### [Exercise requirements]
Copy each line of the records that holds the string "marker".

....................

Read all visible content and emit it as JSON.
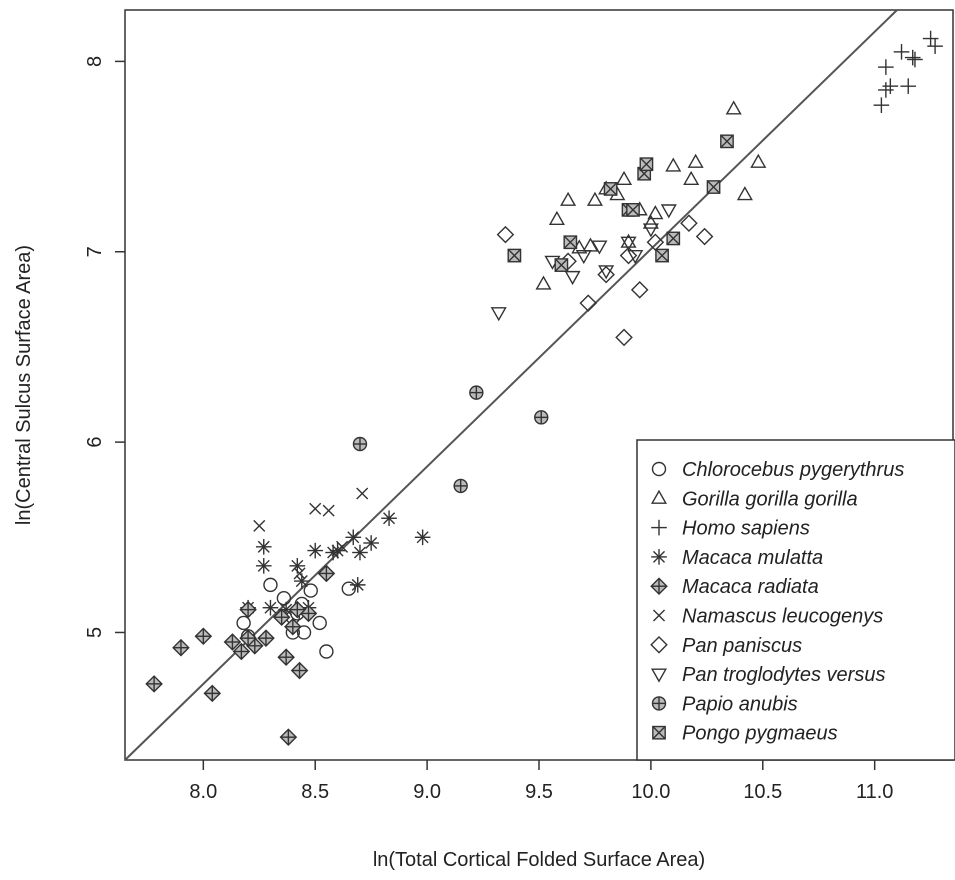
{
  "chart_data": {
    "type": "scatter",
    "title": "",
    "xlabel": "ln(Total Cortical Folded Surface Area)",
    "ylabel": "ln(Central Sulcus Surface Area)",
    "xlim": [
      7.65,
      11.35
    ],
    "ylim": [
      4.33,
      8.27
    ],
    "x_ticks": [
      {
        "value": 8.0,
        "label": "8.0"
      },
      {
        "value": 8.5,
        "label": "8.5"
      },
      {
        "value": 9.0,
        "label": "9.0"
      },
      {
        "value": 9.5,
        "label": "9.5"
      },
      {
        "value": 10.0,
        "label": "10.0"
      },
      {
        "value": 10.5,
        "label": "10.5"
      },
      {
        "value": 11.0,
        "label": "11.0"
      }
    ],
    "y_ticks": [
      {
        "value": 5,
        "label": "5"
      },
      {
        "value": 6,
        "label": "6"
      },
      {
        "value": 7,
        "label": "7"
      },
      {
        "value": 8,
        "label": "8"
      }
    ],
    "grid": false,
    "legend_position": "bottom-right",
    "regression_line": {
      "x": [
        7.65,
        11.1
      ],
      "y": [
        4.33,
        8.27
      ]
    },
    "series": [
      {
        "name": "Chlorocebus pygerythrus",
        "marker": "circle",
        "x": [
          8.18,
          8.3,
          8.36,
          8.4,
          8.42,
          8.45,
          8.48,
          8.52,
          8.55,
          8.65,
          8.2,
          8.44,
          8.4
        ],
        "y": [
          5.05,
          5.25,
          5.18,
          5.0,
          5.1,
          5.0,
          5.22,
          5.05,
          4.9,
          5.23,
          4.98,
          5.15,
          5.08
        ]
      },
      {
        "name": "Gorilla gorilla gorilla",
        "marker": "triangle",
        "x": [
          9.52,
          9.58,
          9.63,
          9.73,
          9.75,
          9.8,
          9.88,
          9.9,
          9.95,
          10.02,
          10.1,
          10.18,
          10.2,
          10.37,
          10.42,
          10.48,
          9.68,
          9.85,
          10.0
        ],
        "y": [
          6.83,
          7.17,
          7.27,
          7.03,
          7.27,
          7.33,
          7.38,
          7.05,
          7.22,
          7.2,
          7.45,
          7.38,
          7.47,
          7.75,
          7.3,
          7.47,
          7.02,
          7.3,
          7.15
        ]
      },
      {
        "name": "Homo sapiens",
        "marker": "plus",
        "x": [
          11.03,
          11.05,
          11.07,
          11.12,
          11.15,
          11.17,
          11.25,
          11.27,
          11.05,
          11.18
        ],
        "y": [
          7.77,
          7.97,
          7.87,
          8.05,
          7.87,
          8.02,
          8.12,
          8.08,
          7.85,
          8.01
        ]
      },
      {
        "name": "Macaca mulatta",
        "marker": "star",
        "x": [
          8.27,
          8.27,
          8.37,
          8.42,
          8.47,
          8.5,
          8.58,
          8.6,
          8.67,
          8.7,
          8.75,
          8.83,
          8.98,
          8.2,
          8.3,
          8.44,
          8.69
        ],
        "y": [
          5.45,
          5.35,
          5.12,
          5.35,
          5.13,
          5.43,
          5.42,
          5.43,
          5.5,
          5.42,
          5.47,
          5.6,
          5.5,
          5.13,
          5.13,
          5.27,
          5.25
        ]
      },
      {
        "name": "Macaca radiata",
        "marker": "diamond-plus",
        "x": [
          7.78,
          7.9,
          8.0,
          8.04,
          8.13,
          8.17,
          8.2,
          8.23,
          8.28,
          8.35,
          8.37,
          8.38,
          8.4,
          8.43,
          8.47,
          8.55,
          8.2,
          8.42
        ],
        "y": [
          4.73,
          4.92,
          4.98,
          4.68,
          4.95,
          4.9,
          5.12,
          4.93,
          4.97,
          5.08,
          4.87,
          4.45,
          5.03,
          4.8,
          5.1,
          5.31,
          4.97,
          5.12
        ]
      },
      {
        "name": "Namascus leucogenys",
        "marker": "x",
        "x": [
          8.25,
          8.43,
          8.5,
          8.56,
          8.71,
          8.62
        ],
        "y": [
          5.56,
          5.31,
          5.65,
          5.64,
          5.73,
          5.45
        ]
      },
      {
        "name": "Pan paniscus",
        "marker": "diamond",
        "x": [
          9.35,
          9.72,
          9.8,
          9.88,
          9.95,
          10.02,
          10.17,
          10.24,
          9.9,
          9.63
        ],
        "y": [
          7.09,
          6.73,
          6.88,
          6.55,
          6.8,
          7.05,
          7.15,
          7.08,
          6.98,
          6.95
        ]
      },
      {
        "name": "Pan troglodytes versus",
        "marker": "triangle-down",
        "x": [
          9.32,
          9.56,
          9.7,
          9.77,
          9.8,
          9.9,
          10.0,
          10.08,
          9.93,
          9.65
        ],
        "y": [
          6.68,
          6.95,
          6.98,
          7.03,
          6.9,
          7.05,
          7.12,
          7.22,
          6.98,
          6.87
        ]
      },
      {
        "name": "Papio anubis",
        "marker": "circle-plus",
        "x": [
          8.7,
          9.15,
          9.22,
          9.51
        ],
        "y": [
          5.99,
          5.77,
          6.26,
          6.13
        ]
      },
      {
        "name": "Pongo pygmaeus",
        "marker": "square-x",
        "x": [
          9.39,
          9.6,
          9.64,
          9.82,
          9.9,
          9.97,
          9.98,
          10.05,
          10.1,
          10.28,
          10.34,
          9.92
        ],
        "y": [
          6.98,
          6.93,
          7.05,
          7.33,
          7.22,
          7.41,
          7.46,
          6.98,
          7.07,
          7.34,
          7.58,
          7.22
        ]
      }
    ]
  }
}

....................

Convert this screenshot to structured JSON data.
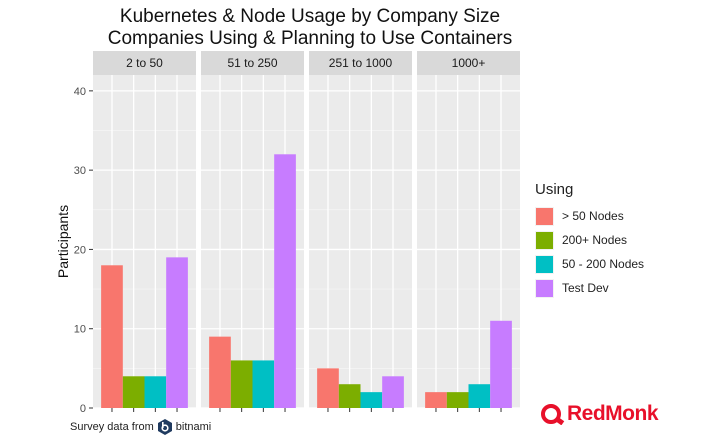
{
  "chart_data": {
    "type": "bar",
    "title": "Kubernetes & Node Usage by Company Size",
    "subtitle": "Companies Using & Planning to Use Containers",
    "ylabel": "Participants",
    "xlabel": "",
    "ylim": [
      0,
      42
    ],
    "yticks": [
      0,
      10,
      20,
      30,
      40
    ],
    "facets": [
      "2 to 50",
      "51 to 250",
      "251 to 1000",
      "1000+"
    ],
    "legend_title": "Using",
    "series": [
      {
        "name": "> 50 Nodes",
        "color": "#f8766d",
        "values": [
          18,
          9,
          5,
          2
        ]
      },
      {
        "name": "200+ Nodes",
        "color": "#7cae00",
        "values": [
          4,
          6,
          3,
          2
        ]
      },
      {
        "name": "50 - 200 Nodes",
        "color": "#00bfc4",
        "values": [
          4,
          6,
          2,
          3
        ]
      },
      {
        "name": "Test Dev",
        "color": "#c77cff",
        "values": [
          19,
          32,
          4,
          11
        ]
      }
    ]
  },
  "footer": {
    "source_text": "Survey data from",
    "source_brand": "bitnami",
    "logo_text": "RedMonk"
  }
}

....................

### [Task output]
        "marker": "circle",
        "marker": "triangle",
        "marker": "plus",
        "marker": "star",
        "marker": "diamond-plus",
        "marker": "x",
        "marker": "diamond",
        "marker": "triangle-down",
        "marker": "circle-plus",
        "marker": "square-x",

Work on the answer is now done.